● **Seçilen metin**
↓

Amerika ile Kuzey Avrupa arasında yolcu taşımacılığının pek fazla olması
nedeniyle o hatlarda hem yolcu hem yük taşıyan gemiler sadece yük taşıyan
gemilerden daha ucuz yani daha karlı olarak çalıştırılabiliyorlar. Aslında, bu
yolcu-yük gemilerinde yüke ayrılan alanlar genellikle mevcut yükten oldukça
fazla olduğundan, bu gemilerle de diğer koşullara göre sağlanamayacak ölçüde az
zararla taşımacılık gerçekleştirilebilmesi mümkün olur. GEORGE WASHINGTON
gemisini bu sınıf gemilere örnek olarak gösterebiliriz. Bu gemi yaklaşık 18
knot süratinde 18.000 groston büyüklüktedir. İngiltere ile Uzak Doğu arasında
işleyen gemiler de 15.000 groston dolayındadır.

↑

● **Ham kayıtlar**

↓

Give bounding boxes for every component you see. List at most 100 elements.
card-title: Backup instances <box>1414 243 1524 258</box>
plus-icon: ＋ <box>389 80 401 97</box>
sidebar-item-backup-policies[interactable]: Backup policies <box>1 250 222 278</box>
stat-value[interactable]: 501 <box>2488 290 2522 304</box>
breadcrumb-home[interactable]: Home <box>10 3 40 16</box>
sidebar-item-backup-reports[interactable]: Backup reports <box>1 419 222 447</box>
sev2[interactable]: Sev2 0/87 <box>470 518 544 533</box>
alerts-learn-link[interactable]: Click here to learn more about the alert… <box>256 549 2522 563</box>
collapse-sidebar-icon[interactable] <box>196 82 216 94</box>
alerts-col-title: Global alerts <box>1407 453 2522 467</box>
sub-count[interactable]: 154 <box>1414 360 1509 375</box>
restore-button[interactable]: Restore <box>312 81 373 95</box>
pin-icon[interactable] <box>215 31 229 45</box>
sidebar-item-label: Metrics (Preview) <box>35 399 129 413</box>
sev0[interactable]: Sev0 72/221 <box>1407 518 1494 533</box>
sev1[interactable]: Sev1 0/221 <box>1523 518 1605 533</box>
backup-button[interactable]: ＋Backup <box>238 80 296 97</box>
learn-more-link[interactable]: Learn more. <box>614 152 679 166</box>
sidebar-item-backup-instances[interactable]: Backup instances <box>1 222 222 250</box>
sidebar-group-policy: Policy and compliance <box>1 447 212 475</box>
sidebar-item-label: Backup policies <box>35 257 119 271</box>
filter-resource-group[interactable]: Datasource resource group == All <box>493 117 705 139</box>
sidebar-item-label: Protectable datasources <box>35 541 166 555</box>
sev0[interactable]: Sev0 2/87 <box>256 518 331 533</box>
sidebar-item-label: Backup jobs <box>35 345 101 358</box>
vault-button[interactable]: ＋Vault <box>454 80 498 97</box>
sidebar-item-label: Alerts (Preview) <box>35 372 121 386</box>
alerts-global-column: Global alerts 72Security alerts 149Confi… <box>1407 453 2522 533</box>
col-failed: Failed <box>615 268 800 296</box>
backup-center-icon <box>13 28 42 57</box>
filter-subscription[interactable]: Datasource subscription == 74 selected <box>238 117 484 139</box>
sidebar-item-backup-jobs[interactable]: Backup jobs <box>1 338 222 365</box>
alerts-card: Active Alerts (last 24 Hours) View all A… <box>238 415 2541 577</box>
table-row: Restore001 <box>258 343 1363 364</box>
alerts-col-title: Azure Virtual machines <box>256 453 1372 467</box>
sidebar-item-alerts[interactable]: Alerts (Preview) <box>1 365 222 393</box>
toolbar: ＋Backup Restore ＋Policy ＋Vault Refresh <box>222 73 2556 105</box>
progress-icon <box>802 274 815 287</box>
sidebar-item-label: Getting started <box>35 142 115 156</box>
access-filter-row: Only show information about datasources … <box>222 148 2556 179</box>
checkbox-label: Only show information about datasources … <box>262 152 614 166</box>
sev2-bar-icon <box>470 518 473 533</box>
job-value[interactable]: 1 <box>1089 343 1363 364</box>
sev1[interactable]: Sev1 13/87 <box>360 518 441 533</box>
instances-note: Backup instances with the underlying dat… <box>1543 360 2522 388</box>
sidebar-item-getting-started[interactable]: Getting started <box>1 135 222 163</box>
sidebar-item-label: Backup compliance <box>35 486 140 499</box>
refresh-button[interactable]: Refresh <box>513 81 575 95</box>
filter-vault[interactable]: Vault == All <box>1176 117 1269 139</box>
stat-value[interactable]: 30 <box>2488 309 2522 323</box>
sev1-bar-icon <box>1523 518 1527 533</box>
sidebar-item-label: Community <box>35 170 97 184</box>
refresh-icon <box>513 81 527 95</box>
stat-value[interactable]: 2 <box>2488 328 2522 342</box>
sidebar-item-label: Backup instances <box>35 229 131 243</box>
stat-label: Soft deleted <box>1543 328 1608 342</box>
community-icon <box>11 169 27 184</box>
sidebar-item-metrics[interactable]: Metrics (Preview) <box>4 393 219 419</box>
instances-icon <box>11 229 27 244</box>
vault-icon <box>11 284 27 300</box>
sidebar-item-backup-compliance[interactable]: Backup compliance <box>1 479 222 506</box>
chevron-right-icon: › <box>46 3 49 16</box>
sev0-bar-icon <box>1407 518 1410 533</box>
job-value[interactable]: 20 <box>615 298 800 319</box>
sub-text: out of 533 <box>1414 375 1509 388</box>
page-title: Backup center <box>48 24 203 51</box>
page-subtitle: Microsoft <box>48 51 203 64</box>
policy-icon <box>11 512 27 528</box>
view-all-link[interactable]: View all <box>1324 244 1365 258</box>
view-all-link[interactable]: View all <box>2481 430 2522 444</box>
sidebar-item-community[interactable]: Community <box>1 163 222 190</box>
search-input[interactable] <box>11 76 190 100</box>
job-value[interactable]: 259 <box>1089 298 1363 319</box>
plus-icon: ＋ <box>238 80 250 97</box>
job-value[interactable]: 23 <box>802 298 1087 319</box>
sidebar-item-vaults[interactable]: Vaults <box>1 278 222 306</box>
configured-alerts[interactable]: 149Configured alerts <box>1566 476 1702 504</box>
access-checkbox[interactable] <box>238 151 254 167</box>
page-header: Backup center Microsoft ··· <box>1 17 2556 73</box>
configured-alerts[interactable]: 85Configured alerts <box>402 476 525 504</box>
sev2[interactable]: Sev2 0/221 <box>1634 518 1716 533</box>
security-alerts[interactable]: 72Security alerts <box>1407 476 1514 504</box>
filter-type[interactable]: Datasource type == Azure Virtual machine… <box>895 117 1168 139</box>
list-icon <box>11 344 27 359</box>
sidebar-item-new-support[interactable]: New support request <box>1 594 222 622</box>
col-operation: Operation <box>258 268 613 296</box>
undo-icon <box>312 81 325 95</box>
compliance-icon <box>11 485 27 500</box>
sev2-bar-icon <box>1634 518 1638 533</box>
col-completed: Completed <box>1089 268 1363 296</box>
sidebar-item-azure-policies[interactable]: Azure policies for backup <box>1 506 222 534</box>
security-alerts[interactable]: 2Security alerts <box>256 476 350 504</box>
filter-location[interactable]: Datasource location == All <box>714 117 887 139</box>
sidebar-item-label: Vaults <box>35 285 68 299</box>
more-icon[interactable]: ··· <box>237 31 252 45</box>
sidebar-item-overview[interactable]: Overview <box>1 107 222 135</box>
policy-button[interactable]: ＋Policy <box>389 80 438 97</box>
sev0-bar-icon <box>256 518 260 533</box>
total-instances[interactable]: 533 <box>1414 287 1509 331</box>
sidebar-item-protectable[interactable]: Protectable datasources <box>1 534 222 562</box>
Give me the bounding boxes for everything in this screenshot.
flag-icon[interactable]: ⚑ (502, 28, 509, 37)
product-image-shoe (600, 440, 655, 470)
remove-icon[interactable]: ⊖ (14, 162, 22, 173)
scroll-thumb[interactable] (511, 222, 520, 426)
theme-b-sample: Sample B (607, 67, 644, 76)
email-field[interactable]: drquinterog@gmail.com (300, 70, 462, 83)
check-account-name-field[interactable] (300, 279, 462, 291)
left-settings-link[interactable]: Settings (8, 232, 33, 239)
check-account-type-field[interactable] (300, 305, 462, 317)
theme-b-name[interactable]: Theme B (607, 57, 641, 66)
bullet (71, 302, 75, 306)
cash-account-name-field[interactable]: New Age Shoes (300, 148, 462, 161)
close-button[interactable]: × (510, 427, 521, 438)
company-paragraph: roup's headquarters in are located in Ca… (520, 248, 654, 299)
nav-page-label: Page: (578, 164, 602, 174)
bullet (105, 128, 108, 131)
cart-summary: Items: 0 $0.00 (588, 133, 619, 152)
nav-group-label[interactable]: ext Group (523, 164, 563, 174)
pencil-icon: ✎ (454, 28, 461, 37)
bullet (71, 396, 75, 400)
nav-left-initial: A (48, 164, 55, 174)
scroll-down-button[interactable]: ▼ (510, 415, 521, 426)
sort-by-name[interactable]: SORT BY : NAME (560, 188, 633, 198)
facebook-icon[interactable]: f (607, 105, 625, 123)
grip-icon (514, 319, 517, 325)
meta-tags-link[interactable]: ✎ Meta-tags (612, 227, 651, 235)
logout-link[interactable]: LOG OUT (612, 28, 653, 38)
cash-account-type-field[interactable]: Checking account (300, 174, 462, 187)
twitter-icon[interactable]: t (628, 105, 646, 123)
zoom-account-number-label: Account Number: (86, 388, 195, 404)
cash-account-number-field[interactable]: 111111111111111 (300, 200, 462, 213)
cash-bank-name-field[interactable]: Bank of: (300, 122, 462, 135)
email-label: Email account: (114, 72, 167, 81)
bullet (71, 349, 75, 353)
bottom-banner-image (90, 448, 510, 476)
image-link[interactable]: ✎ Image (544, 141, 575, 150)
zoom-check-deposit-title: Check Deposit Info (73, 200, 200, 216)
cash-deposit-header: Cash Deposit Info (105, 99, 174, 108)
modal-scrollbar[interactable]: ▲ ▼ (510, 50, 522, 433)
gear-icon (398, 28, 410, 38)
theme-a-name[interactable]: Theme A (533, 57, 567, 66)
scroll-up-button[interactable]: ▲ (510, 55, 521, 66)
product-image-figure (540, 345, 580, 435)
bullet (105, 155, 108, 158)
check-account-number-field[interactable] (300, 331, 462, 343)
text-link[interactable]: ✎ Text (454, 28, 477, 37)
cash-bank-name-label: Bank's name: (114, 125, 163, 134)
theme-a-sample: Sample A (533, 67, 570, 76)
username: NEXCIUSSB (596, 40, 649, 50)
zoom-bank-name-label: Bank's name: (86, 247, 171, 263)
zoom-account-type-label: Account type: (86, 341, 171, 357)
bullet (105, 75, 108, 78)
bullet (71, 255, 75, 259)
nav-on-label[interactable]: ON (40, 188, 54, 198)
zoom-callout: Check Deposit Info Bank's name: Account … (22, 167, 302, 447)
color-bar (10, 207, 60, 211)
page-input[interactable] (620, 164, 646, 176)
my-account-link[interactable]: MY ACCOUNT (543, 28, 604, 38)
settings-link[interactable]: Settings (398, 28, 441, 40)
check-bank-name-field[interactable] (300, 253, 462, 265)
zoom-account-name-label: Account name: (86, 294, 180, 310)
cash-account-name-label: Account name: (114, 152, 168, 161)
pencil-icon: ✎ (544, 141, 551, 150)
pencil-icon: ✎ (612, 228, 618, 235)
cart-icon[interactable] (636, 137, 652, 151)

↑

● **Yazılı görev 1**
Aşağıdaki ifadelerin seçilen metinle uyuşup uyuşmadığını belirtin. Her biri için evet ya da hayır deyin ve kararı belirleyen sözleri metinden aynen alıntılayın.
(a) GEORGE WASHINGTON gemisi yaklaşık 18.000 groston büyüklüğündedir.
(b) İngiltere ile Uzak Doğu arasında işleyen gemiler 25.000 groston dolayındadır.
(c) Yolcu-yük gemilerinde yüke ayrılan alanlar genellikle mevcut yükten azdır.
● **Yazılı görev 2**
Seçilen metnin "Amerika ile Kuzey" ile "15.000 groston dolayındadır." arasındaki kısmını, iki uç da dahil olmak üzere, "Uzak Doğu" yerine "Hindistan" yazarak güncelleyin.
● **Yazılı görev 3**
Seçilen metinde adı geçen bütün coğrafi yer adlarını listeleyin.

● **Beklenen çıktı 1**
(a) Evet: "Bu gemi yaklaşık 18 knot süratinde 18.000 groston büyüklüktedir."
(b) Hayır: "İngiltere ile Uzak Doğu arasında işleyen gemiler de 15.000 groston dolayındadır."
(c) Hayır: "yüke ayrılan alanlar genellikle mevcut yükten oldukça fazla olduğundan"

● **Beklenen çıktı 2**
Amerika ile Kuzey Avrupa arasında yolcu taşımacılığının pek fazla olması
nedeniyle o hatlarda hem yolcu hem yük taşıyan gemiler sadece yük taşıyan
gemilerden daha ucuz yani daha karlı olarak çalıştırılabiliyorlar. Aslında, bu
yolcu-yük gemilerinde yüke ayrılan alanlar genellikle mevcut yükten oldukça
fazla olduğundan, bu gemilerle de diğer koşullara göre sağlanamayacak ölçüde az
zararla taşımacılık gerçekleştirilebilmesi mümkün olur. GEORGE WASHINGTON
gemisini bu sınıf gemilere örnek olarak gösterebiliriz. Bu gemi yaklaşık 18
knot süratinde 18.000 groston büyüklüktedir. İngiltere ile Hindistan arasında
işleyen gemiler de 15.000 groston dolayındadır.

● **Beklenen çıktı 3**
Amerika, Kuzey Avrupa, İngiltere, Uzak Doğu